Dataset items:
* * * * * * *

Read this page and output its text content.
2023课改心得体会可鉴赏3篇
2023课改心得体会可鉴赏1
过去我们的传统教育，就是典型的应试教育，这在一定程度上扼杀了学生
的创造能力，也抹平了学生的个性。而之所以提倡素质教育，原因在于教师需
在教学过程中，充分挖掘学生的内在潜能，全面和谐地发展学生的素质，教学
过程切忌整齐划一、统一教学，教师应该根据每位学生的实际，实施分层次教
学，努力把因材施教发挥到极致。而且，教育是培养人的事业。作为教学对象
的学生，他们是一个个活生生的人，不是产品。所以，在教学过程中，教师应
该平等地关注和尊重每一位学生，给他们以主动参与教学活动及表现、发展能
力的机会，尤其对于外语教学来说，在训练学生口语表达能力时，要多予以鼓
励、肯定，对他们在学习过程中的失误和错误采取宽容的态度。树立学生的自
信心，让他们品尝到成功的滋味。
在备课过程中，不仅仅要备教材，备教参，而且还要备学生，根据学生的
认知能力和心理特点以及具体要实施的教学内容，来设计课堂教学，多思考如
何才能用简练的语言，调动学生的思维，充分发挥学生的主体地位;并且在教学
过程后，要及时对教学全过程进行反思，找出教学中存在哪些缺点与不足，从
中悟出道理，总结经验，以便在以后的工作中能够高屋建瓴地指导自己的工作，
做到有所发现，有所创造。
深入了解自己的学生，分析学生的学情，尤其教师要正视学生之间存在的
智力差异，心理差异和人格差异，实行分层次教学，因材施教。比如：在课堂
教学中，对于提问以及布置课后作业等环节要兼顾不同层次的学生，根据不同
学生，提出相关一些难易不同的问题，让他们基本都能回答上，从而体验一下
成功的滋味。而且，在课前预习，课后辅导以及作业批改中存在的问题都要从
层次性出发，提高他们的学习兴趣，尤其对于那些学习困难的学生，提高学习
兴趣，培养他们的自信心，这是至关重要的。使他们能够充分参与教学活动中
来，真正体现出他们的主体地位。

* * * * * * *

• Given request:
Each line of the listing should be copied exactly.

• Full answer:
Read this page and output its text content.
2023课改心得体会可鉴赏3篇
2023课改心得体会可鉴赏1
过去我们的传统教育，就是典型的应试教育，这在一定程度上扼杀了学生
的创造能力，也抹平了学生的个性。而之所以提倡素质教育，原因在于教师需
在教学过程中，充分挖掘学生的内在潜能，全面和谐地发展学生的素质，教学
过程切忌整齐划一、统一教学，教师应该根据每位学生的实际，实施分层次教
学，努力把因材施教发挥到极致。而且，教育是培养人的事业。作为教学对象
的学生，他们是一个个活生生的人，不是产品。所以，在教学过程中，教师应
该平等地关注和尊重每一位学生，给他们以主动参与教学活动及表现、发展能
力的机会，尤其对于外语教学来说，在训练学生口语表达能力时，要多予以鼓
励、肯定，对他们在学习过程中的失误和错误采取宽容的态度。树立学生的自
信心，让他们品尝到成功的滋味。
在备课过程中，不仅仅要备教材，备教参，而且还要备学生，根据学生的
认知能力和心理特点以及具体要实施的教学内容，来设计课堂教学，多思考如
何才能用简练的语言，调动学生的思维，充分发挥学生的主体地位;并且在教学
过程后，要及时对教学全过程进行反思，找出教学中存在哪些缺点与不足，从
中悟出道理，总结经验，以便在以后的工作中能够高屋建瓴地指导自己的工作，
做到有所发现，有所创造。
深入了解自己的学生，分析学生的学情，尤其教师要正视学生之间存在的
智力差异，心理差异和人格差异，实行分层次教学，因材施教。比如：在课堂
教学中，对于提问以及布置课后作业等环节要兼顾不同层次的学生，根据不同
学生，提出相关一些难易不同的问题，让他们基本都能回答上，从而体验一下
成功的滋味。而且，在课前预习，课后辅导以及作业批改中存在的问题都要从
层次性出发，提高他们的学习兴趣，尤其对于那些学习困难的学生，提高学习
兴趣，培养他们的自信心，这是至关重要的。使他们能够充分参与教学活动中
来，真正体现出他们的主体地位。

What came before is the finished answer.